### What the task requires
Among the entries below, find the lines with "两个确立" and copy them.
-- -- --
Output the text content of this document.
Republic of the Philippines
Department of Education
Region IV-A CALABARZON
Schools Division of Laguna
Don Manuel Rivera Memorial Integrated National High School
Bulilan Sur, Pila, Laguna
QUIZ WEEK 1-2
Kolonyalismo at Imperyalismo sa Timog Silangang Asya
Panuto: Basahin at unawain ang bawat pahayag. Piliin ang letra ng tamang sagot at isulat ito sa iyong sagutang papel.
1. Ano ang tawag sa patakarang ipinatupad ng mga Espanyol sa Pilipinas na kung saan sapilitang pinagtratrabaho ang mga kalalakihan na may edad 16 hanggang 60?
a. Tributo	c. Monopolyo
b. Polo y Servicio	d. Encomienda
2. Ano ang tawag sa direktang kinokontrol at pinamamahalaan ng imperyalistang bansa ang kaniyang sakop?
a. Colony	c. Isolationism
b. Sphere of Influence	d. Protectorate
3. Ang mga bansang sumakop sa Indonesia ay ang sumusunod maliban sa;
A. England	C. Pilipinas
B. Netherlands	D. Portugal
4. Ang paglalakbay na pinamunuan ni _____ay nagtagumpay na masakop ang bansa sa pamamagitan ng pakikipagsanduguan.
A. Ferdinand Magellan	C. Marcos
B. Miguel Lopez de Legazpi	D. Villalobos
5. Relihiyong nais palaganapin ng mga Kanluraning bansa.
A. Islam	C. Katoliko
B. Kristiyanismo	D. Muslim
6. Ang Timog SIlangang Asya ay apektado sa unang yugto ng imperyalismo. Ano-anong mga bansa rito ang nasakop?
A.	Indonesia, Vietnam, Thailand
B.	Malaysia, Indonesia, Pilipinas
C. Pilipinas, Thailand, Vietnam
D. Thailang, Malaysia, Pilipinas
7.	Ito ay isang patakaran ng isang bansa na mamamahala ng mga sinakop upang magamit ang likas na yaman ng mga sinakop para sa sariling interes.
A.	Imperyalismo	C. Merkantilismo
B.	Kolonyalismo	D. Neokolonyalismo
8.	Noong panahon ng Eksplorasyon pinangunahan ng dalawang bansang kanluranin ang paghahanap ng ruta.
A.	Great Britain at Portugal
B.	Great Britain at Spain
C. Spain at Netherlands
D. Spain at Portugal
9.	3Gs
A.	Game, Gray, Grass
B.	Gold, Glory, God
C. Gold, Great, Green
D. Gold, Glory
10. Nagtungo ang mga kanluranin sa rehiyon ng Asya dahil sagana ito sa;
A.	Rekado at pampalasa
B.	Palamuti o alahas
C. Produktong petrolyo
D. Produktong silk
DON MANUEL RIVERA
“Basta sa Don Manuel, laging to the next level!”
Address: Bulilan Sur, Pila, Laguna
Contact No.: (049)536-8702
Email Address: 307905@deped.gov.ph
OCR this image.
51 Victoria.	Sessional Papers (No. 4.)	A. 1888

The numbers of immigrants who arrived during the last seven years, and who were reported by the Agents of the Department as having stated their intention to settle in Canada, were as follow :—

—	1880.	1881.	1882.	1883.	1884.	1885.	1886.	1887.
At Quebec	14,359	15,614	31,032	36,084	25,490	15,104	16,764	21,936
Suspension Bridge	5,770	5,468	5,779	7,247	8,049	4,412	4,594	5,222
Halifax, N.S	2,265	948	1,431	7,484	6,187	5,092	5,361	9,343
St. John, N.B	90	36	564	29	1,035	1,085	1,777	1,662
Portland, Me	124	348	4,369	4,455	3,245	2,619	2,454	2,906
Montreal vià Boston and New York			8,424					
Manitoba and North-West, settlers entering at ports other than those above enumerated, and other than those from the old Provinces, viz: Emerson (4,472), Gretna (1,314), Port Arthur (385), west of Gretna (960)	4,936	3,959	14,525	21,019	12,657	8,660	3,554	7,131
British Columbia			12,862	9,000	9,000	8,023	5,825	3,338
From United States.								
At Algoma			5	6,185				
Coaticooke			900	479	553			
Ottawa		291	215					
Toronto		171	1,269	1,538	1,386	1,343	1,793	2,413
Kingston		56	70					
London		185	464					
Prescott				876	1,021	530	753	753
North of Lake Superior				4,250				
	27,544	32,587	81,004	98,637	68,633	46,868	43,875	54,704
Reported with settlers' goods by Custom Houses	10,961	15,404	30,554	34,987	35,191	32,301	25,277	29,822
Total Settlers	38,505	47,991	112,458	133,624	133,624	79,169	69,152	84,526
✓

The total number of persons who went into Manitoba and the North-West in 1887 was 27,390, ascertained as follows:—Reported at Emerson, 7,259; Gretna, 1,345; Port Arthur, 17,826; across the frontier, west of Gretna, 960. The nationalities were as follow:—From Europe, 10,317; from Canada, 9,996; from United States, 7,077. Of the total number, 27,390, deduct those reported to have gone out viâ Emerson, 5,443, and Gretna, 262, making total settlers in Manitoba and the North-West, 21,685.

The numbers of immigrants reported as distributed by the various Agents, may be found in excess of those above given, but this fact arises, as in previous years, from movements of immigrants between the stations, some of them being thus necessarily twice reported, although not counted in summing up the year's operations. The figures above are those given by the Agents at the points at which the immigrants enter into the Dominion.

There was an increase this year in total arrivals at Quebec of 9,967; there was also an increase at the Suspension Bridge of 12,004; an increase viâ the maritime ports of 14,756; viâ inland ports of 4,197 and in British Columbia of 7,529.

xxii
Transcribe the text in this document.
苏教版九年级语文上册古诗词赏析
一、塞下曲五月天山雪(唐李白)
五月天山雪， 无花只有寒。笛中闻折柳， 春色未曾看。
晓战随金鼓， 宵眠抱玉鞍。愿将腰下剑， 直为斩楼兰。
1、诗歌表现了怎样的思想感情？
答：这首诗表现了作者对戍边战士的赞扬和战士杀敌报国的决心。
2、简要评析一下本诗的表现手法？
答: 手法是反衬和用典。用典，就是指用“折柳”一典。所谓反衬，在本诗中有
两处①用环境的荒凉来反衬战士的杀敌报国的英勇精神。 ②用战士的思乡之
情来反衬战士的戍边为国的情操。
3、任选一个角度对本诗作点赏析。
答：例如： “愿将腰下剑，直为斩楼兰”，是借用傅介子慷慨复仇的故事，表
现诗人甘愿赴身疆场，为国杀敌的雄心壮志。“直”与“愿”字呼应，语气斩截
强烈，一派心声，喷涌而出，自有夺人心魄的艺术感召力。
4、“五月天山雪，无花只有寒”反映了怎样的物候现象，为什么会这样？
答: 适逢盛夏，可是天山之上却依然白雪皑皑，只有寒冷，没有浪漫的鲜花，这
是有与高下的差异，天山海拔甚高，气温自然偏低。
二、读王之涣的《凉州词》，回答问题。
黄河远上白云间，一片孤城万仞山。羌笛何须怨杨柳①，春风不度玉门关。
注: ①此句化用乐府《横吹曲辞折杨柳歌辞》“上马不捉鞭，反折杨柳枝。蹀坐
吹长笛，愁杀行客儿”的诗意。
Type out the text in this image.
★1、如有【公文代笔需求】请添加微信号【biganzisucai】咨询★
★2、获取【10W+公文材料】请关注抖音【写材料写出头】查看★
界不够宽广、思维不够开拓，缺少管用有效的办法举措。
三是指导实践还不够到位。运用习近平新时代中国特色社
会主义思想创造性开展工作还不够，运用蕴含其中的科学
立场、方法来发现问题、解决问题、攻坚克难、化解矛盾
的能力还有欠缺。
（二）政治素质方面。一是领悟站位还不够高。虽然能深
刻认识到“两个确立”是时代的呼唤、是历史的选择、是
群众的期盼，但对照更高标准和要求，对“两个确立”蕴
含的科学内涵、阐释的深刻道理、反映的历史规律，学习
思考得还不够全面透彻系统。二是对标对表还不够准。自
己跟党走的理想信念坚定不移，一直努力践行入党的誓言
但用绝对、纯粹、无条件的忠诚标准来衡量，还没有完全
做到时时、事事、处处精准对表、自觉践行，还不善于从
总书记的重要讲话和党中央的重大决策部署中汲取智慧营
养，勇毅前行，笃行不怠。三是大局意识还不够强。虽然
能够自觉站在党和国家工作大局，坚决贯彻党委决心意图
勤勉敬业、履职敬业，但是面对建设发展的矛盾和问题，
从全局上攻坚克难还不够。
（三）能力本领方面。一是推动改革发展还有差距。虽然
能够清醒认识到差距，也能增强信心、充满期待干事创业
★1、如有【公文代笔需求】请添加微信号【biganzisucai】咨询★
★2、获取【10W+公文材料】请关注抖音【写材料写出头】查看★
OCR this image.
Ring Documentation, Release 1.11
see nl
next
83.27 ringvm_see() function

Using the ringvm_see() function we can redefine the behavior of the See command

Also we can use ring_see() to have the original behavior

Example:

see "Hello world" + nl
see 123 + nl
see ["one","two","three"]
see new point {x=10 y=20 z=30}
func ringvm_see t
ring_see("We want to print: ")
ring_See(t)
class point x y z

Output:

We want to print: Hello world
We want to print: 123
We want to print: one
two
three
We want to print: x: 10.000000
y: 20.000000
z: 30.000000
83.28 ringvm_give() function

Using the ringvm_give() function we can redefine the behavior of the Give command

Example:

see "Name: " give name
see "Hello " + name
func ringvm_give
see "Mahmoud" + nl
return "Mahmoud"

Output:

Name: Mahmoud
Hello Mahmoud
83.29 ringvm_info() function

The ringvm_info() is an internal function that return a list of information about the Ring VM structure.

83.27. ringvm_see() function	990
-- -- --
### Answer to the task
刻认识到“两个确立”是时代的呼唤、是历史的选择、是
群众的期盼，但对照更高标准和要求，对“两个确立”蕴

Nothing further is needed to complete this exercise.